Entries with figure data

## BEGIN

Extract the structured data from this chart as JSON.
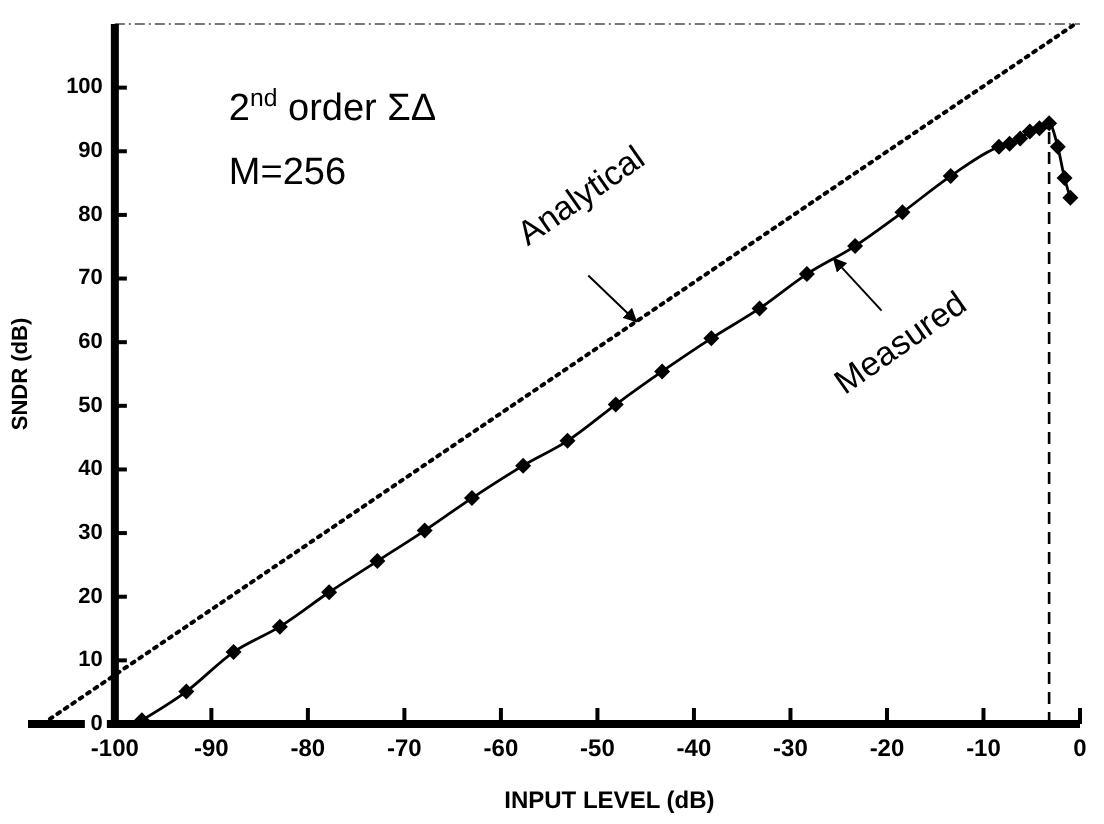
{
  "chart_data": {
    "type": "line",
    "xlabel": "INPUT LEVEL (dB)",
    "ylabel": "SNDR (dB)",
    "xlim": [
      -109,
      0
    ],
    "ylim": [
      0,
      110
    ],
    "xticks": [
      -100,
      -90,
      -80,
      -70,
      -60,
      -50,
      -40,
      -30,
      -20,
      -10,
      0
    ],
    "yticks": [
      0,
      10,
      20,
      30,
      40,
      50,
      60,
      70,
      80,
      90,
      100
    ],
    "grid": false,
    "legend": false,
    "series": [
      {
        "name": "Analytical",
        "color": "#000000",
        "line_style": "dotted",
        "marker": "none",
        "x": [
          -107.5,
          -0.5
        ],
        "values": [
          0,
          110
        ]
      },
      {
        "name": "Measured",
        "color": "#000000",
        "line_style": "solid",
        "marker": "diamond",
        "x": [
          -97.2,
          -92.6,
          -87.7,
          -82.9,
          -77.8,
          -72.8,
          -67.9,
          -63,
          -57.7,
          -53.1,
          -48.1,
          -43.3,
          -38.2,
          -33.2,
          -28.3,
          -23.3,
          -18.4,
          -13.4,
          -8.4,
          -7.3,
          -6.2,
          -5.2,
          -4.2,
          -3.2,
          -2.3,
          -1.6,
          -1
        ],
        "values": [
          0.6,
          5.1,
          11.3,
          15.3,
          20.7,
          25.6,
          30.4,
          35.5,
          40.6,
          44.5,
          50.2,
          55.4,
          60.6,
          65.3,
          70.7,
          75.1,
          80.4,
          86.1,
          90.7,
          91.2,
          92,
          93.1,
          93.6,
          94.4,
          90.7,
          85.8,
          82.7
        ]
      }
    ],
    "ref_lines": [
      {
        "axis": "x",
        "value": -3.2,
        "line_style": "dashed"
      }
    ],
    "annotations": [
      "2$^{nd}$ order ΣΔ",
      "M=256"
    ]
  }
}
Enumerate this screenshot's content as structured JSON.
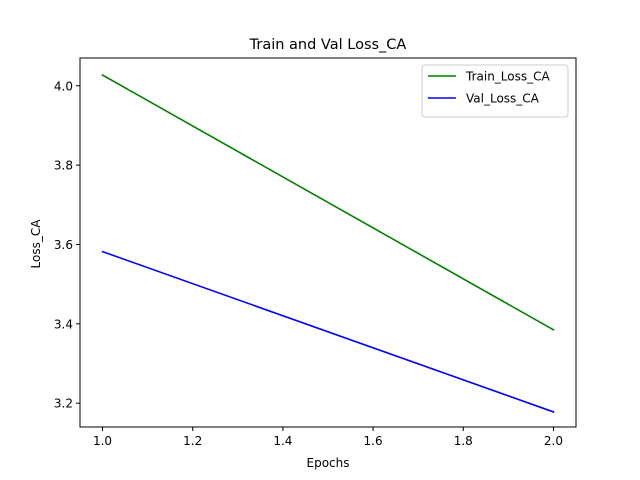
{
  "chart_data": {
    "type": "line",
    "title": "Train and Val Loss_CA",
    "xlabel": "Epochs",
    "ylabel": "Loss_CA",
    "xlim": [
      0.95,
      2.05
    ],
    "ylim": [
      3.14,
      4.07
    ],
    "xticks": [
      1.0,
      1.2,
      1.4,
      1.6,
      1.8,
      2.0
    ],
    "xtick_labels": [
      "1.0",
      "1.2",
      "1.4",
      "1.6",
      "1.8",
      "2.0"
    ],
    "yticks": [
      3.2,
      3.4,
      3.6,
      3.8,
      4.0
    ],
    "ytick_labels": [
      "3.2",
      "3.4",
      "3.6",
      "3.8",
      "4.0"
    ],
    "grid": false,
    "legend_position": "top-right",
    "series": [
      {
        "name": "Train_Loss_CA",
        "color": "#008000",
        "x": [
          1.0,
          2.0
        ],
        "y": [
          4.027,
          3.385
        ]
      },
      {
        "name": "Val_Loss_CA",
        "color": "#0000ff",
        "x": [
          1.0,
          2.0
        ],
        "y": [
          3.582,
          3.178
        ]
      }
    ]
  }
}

## END
## BEGIN

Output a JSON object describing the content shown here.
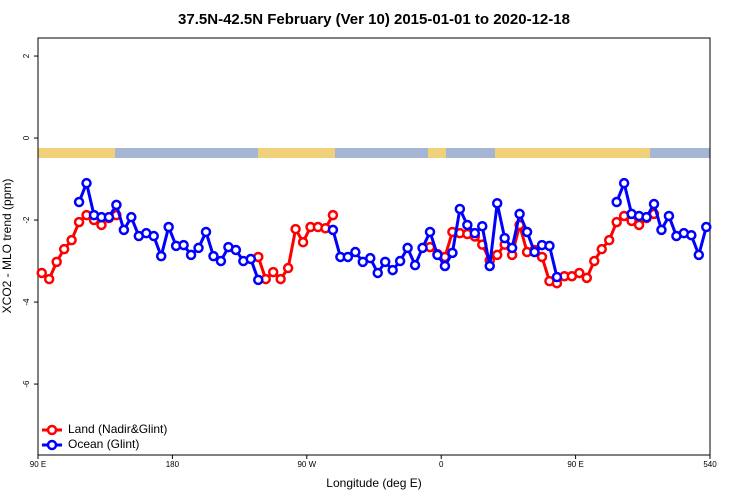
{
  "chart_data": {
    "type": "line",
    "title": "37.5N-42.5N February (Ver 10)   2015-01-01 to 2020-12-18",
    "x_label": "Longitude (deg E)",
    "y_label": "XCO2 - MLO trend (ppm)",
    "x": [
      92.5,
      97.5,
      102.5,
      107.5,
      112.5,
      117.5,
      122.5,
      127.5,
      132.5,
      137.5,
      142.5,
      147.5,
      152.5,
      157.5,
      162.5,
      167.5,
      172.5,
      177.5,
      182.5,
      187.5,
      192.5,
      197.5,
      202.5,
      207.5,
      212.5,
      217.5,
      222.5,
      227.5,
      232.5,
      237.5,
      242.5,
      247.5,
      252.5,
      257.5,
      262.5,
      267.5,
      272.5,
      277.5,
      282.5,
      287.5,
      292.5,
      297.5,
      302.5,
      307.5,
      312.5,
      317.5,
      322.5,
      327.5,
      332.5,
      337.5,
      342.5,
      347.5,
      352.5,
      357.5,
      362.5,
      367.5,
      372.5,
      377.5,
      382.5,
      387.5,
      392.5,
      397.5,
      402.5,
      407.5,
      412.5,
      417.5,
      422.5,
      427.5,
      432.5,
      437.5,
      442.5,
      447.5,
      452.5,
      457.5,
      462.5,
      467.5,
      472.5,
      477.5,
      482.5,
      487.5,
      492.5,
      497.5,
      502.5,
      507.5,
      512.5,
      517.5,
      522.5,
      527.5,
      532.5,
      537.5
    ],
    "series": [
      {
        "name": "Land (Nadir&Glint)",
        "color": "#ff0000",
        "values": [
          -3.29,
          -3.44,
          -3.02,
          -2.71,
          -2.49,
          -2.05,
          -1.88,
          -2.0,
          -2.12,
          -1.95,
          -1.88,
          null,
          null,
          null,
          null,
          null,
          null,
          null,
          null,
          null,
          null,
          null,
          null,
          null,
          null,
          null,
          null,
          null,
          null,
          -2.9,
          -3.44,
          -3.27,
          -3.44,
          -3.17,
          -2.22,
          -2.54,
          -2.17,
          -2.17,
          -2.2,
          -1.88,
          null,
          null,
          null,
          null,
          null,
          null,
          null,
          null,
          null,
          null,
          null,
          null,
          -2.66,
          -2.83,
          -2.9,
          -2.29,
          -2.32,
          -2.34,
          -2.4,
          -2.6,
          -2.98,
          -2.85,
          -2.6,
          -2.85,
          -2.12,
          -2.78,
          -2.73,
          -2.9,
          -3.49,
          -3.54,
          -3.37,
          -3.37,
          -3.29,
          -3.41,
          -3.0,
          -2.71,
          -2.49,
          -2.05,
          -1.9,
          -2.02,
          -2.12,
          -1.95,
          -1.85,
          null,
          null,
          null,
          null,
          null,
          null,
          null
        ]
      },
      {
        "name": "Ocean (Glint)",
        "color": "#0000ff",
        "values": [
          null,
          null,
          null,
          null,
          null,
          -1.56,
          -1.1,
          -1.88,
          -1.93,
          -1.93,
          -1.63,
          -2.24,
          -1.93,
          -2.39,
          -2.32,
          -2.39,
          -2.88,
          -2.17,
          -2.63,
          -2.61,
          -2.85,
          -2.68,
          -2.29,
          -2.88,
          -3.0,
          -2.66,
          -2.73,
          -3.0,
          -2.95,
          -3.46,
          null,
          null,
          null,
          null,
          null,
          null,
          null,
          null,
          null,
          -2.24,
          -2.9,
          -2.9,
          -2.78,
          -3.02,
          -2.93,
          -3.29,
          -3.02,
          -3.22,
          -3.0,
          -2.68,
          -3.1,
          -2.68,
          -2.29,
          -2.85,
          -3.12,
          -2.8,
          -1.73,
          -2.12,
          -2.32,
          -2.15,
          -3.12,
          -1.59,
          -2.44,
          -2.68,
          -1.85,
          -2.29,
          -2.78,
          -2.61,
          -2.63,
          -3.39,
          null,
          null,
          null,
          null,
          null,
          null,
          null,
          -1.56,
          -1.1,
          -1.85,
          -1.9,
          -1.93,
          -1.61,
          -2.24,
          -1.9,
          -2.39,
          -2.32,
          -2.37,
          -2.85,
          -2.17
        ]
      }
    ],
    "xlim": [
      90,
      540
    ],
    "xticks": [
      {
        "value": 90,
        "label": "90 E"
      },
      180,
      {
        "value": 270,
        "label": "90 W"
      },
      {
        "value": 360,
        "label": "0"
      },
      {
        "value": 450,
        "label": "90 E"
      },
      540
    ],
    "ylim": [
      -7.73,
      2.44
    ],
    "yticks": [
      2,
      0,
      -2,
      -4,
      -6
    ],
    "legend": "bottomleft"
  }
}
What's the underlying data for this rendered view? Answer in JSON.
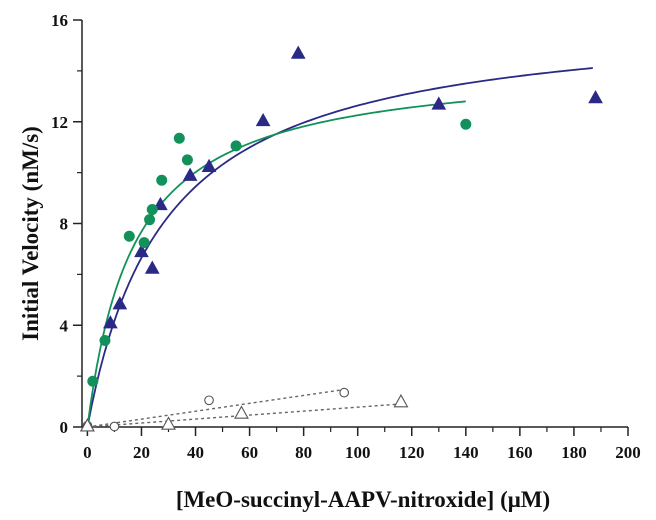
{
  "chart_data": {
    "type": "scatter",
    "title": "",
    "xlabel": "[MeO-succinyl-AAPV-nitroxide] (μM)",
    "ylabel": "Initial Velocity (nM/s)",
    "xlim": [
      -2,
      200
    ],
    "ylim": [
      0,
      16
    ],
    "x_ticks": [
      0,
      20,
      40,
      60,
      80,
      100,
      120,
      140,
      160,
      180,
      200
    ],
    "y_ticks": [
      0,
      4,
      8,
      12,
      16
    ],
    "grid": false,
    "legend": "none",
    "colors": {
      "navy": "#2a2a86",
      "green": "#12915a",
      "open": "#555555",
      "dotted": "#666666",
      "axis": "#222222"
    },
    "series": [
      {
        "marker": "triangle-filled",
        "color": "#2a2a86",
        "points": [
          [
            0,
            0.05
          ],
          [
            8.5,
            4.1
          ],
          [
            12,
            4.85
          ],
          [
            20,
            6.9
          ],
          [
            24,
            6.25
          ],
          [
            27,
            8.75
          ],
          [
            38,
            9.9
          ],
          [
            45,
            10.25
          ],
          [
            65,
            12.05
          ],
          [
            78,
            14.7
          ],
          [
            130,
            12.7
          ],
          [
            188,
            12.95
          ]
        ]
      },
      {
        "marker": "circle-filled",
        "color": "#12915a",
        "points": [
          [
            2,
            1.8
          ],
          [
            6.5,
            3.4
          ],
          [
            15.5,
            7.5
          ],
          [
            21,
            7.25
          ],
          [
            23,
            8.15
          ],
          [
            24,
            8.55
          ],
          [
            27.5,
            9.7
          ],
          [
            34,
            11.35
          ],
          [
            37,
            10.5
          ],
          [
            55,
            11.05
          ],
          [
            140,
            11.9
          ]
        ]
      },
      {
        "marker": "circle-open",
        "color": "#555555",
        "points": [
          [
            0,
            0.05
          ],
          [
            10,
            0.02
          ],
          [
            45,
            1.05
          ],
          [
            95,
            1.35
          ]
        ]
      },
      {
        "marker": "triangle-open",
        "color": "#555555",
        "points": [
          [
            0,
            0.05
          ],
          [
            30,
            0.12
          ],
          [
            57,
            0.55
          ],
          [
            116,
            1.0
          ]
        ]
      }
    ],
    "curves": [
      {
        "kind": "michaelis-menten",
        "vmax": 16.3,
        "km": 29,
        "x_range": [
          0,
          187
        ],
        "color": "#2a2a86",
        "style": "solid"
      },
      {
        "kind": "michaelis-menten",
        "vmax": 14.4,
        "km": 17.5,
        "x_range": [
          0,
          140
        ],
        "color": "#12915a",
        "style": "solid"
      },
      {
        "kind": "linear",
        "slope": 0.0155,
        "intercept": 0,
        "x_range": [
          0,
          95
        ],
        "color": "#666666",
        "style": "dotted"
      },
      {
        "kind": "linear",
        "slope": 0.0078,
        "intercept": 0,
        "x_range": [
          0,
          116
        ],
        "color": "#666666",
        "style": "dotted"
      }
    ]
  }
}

## END

Sift through the entries and copy every line with "filled".

        "marker": "triangle-filled",
        "marker": "circle-filled",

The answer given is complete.